Underlining all these questions is a distinction that’s easy to make in theory but difficult to maintain in real life. It’s one between
institutional business ethics and personal business ethics. Institutional ethics in business deals with large questions in generic and anonymous terms. The rules and discussions apply to most organizations and to individuals who could be anyone. Should companies be allowed to pollute the air? What counts as a firing offense? The personal level, by contrast, fills with questions for specific people enmeshed in the details of their particular lives. If Perez Hilton has gotten rich dishing dirt on others, is he allowed to assert that others must treat their employers respectfully?
- The questions pursued by business ethics cross back and forth between professional and personal lives.

##########

Answer these questions from the passage on business ethics:
(a) Which two levels of business ethics does it distinguish?
(b) In what terms does institutional ethics deal with large questions?
(c) Between what do the questions pursued by business ethics cross back and forth?
The entries are separate material, unconnected to the passage on business ethics.

##########

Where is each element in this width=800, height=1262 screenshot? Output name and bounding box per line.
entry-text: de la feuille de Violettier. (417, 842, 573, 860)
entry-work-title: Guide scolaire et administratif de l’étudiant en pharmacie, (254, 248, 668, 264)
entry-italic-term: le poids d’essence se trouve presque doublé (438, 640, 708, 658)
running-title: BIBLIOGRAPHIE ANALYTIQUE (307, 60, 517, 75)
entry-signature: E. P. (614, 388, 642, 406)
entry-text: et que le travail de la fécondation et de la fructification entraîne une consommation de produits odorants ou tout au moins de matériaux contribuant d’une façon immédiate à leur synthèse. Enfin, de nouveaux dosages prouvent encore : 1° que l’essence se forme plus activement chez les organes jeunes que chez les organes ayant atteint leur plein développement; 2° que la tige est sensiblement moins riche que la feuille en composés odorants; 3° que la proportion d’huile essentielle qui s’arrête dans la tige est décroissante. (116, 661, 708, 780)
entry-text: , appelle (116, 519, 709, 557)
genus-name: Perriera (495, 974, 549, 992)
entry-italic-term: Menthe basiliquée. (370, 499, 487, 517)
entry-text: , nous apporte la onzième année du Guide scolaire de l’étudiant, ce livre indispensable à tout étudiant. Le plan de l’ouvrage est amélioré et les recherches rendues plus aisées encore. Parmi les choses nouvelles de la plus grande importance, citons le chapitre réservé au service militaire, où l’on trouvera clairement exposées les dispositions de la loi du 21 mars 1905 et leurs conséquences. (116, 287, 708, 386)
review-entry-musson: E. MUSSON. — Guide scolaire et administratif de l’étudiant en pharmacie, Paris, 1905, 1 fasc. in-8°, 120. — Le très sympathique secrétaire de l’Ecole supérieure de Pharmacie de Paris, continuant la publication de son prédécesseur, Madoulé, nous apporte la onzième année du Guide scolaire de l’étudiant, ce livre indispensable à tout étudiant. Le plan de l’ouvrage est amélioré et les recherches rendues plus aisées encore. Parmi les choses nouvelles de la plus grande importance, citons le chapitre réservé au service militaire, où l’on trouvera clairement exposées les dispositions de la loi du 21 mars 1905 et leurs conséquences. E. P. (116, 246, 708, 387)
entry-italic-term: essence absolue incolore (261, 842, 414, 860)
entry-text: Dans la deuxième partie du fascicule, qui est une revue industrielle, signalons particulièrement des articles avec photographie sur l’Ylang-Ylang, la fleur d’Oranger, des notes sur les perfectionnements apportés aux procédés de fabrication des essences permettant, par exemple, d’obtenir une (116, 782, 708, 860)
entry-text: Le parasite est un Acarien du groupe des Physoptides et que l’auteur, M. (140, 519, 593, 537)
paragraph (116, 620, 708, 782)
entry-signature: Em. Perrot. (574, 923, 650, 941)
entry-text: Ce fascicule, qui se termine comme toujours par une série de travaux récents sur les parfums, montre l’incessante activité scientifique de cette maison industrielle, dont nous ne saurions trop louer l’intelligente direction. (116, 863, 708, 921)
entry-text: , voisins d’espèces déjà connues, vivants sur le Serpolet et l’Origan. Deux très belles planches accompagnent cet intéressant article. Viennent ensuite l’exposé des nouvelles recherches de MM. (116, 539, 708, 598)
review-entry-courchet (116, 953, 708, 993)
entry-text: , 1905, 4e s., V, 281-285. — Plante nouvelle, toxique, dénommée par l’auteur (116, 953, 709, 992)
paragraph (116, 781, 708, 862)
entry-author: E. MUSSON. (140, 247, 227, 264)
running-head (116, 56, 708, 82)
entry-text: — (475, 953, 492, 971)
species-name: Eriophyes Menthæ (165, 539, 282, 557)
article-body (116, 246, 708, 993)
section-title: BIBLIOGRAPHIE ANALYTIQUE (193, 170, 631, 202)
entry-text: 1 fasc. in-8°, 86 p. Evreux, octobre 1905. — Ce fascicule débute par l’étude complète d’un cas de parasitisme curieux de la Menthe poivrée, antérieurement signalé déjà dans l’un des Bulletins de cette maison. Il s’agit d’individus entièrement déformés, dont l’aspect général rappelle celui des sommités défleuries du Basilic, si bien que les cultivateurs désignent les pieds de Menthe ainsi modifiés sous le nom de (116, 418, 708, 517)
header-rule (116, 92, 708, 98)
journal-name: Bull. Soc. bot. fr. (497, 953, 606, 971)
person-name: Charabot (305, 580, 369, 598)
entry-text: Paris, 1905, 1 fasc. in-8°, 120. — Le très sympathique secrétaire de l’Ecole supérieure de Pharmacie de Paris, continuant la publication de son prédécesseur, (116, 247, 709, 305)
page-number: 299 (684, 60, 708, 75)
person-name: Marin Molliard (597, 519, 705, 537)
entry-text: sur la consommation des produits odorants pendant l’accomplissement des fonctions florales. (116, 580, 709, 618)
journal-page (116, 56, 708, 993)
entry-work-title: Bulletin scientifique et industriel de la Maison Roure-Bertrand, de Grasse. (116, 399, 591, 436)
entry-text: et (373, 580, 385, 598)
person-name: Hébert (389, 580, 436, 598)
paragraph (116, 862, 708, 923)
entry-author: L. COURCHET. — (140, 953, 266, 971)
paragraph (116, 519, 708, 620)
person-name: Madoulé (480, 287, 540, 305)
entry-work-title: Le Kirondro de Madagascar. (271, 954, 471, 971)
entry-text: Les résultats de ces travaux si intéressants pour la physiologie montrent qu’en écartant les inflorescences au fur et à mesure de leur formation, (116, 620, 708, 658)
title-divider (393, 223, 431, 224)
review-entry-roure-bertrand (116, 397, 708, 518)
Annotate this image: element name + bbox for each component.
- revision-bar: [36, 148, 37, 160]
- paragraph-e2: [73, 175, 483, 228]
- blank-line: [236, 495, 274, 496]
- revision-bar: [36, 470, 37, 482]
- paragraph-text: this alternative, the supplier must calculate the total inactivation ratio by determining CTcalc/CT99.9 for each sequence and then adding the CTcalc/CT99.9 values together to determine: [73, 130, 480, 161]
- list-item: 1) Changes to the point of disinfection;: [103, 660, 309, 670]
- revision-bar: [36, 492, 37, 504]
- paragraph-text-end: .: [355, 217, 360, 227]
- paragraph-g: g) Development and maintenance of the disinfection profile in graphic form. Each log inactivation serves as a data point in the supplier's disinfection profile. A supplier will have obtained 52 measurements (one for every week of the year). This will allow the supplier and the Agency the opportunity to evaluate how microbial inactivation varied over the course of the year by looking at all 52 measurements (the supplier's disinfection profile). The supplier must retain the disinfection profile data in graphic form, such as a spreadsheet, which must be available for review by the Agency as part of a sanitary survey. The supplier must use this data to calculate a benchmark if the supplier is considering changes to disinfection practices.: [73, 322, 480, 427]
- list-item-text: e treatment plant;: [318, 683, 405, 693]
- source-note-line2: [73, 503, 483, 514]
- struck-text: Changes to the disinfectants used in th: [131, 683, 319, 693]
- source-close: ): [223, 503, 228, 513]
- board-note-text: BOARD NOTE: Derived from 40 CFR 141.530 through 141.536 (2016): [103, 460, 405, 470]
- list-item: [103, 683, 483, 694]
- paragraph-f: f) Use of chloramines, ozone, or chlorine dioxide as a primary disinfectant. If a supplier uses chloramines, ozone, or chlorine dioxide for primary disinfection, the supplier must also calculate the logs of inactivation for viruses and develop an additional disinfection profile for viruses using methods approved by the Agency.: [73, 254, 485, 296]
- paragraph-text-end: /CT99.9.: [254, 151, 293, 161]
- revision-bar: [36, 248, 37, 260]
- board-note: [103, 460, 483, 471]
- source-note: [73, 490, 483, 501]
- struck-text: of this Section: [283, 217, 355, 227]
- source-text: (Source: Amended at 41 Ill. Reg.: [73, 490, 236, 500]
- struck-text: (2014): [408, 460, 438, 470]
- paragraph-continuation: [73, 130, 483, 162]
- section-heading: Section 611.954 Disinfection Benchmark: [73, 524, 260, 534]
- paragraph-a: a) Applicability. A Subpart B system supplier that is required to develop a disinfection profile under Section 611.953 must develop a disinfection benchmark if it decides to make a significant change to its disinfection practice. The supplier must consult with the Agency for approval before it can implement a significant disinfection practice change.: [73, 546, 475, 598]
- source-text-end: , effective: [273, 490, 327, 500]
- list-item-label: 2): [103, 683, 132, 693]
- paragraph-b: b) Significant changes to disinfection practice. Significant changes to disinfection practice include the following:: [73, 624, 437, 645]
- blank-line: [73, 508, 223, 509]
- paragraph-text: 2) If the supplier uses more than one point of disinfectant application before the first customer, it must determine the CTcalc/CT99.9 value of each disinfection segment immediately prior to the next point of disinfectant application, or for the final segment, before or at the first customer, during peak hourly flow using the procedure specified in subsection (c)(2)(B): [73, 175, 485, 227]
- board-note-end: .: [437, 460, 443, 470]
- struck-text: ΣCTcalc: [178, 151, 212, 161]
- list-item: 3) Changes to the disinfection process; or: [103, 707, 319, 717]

##########

■ **TASK RESULT**
(a) Institutional business ethics and personal business ethics.
(b) In generic and anonymous terms.
(c) Between professional and personal lives.